> [What is needed]:
Keep only the lines where "صائر" appears.

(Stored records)

------------

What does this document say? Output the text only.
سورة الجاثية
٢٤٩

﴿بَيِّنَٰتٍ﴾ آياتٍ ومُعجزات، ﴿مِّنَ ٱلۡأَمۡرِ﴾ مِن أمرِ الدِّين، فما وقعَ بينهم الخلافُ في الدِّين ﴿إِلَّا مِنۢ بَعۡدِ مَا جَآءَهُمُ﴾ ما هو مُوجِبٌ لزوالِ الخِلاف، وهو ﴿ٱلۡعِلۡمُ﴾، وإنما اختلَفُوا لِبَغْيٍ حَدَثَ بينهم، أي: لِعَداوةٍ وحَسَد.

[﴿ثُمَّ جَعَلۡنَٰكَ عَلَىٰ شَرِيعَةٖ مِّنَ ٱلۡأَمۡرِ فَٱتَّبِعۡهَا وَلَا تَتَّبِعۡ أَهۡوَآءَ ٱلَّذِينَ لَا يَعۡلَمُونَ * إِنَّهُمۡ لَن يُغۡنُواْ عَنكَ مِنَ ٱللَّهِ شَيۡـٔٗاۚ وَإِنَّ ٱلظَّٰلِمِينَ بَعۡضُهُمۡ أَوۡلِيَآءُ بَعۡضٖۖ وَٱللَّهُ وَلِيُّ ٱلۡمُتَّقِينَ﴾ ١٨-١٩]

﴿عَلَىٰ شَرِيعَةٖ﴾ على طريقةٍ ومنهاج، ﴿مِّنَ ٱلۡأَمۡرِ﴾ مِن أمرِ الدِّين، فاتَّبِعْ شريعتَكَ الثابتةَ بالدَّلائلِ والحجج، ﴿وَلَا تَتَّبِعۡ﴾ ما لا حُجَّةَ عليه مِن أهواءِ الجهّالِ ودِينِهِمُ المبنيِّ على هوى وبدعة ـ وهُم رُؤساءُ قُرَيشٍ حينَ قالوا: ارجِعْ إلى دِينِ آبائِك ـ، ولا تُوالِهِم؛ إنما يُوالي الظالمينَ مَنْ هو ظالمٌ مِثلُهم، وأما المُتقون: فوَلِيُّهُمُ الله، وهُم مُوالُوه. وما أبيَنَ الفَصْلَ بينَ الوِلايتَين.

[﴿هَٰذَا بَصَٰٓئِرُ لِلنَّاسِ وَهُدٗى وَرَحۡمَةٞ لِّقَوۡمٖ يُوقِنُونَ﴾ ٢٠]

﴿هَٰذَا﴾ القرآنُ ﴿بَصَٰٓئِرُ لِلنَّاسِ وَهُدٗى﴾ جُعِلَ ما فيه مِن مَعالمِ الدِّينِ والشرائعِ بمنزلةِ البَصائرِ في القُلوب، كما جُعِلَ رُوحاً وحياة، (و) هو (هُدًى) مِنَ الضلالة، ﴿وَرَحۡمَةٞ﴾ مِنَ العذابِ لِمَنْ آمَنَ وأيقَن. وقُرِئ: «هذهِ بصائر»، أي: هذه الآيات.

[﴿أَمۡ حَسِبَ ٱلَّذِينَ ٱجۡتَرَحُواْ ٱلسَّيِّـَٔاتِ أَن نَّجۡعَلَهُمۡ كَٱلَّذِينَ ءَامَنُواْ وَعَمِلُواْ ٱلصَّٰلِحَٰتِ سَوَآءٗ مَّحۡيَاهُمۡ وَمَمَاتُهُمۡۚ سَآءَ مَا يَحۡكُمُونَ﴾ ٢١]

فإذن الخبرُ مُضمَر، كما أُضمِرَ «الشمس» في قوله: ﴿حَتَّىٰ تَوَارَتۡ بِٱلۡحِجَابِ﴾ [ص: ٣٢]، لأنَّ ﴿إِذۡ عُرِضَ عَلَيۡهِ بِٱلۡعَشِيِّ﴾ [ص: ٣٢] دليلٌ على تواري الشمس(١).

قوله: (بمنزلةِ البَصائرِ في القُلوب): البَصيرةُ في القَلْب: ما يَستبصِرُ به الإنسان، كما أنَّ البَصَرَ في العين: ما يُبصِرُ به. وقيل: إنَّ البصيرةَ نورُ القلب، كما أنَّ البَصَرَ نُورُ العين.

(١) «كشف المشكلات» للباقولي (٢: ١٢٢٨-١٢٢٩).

------------

> [Solution to this exercise]:
﴿هَٰذَا﴾ القرآنُ ﴿بَصَٰٓئِرُ لِلنَّاسِ وَهُدٗى﴾ جُعِلَ ما فيه مِن مَعالمِ الدِّينِ والشرائعِ بمنزلةِ البَصائرِ في القُلوب، كما جُعِلَ رُوحاً وحياة، (و) هو (هُدًى) مِنَ الضلالة، ﴿وَرَحۡمَةٞ﴾ مِنَ العذابِ لِمَنْ آمَنَ وأيقَن. وقُرِئ: «هذهِ بصائر»، أي: هذه الآيات.
قوله: (بمنزلةِ البَصائرِ في القُلوب): البَصيرةُ في القَلْب: ما يَستبصِرُ به الإنسان، كما أنَّ البَصَرَ في العين: ما يُبصِرُ به. وقيل: إنَّ البصيرةَ نورُ القلب، كما أنَّ البَصَرَ نُورُ العين.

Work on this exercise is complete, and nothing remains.